— Begin Entries shown —

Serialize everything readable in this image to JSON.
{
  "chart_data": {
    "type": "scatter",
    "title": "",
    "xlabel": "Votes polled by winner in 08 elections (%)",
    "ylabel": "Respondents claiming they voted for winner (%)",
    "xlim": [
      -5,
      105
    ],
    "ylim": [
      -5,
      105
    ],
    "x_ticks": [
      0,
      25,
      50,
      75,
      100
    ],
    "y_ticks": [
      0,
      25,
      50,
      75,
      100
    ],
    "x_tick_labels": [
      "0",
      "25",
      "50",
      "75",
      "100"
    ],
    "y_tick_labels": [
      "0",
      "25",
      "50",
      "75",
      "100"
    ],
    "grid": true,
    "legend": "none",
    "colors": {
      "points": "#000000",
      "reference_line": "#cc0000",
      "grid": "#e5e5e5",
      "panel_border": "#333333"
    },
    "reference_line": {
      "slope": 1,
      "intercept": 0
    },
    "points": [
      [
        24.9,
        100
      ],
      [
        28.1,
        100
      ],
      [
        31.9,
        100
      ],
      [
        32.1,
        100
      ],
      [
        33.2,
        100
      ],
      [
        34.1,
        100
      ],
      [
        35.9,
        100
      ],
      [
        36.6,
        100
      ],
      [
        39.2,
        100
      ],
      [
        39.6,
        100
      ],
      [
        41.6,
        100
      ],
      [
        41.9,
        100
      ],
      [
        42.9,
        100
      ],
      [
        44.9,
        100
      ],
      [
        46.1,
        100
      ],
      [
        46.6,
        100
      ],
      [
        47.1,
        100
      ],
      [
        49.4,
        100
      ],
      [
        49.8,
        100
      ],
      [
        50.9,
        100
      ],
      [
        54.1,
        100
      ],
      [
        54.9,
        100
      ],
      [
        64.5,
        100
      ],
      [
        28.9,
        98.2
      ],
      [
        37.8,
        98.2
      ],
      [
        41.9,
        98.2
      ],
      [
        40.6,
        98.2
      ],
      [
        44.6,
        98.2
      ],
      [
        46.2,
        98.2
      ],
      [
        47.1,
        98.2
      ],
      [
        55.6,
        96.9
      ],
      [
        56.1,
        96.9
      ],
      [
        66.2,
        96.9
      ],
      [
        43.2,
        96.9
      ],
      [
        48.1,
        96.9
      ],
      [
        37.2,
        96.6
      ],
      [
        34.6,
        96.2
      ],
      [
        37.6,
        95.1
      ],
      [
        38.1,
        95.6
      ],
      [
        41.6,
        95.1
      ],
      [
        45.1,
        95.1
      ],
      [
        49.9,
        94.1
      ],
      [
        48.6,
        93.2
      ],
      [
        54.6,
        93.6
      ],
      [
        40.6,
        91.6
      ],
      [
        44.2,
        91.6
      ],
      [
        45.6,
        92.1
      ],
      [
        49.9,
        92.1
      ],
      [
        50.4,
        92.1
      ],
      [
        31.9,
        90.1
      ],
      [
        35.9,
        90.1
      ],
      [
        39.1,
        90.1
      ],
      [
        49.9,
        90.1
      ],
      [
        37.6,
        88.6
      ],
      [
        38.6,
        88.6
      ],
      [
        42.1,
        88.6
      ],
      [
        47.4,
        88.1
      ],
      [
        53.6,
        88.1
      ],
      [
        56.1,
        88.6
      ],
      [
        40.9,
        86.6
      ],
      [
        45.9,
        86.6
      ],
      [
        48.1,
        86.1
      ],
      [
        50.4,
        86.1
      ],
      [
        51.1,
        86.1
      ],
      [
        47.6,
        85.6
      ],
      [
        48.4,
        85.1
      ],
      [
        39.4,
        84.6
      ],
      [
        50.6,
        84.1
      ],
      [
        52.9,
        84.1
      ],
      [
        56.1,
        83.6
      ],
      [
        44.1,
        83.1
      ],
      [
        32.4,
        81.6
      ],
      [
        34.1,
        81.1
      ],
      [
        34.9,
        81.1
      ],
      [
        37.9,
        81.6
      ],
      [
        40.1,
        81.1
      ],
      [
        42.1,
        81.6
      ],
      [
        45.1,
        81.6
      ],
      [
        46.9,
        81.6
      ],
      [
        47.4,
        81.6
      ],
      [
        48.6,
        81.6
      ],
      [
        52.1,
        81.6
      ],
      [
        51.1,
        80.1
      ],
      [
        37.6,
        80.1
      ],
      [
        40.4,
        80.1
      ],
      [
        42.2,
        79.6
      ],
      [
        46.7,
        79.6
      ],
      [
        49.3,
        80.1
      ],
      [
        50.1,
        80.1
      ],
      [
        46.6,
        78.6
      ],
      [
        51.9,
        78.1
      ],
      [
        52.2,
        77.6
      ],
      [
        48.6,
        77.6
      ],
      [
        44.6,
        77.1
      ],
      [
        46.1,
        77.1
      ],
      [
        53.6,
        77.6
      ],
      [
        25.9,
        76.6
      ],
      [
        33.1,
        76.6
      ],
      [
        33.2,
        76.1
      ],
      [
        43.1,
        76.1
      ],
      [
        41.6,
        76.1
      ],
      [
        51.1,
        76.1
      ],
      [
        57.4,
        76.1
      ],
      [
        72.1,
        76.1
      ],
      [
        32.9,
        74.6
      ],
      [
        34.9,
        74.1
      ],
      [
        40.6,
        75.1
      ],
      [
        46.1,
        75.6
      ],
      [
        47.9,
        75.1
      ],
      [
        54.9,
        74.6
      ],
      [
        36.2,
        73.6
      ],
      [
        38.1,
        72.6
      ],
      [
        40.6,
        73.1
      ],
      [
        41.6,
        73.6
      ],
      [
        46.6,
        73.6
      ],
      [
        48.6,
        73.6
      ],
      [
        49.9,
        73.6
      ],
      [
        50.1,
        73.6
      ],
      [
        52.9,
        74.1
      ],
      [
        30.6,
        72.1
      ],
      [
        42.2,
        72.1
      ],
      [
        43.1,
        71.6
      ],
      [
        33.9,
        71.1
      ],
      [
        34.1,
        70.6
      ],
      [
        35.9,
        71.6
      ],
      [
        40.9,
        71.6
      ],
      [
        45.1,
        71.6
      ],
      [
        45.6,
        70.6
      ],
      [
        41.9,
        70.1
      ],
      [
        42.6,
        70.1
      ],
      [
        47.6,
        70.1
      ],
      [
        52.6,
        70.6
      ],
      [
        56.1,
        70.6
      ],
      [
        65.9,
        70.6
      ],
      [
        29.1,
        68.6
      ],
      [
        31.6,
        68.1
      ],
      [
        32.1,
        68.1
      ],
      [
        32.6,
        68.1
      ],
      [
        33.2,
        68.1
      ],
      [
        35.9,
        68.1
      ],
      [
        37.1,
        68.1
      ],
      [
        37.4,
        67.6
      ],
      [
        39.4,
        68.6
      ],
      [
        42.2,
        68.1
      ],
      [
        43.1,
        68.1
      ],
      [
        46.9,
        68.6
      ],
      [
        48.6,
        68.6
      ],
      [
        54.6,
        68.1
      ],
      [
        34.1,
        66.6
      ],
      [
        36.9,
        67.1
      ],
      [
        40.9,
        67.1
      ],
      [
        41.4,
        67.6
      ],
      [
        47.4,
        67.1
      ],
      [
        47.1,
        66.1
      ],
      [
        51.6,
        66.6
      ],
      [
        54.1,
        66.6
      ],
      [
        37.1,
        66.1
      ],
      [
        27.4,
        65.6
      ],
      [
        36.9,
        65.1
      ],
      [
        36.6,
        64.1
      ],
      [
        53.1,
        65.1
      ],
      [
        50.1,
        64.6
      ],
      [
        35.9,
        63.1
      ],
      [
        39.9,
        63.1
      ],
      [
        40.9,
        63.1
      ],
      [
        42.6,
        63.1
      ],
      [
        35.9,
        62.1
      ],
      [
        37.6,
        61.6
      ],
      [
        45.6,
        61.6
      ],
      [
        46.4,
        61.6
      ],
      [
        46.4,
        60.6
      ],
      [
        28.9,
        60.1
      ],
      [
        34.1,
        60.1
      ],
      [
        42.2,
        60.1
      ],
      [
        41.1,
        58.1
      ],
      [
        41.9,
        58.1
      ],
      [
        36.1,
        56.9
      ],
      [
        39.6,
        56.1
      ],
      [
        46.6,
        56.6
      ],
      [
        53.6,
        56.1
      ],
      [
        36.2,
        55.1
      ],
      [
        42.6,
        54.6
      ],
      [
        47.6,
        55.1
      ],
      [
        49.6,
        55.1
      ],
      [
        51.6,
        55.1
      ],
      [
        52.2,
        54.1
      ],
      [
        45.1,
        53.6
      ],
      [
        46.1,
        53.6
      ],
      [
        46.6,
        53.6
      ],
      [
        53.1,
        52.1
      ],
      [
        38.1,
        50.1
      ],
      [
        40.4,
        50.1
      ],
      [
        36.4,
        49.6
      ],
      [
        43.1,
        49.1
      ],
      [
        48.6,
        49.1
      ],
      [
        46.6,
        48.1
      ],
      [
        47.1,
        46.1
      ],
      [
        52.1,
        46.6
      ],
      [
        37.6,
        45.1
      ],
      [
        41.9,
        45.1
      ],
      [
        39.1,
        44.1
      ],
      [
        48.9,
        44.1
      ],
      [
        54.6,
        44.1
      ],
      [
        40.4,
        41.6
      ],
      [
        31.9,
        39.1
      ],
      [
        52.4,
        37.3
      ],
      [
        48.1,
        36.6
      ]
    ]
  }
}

— End Entries shown —

State how many lines of the records above contain the word "winner", giving only that number.

2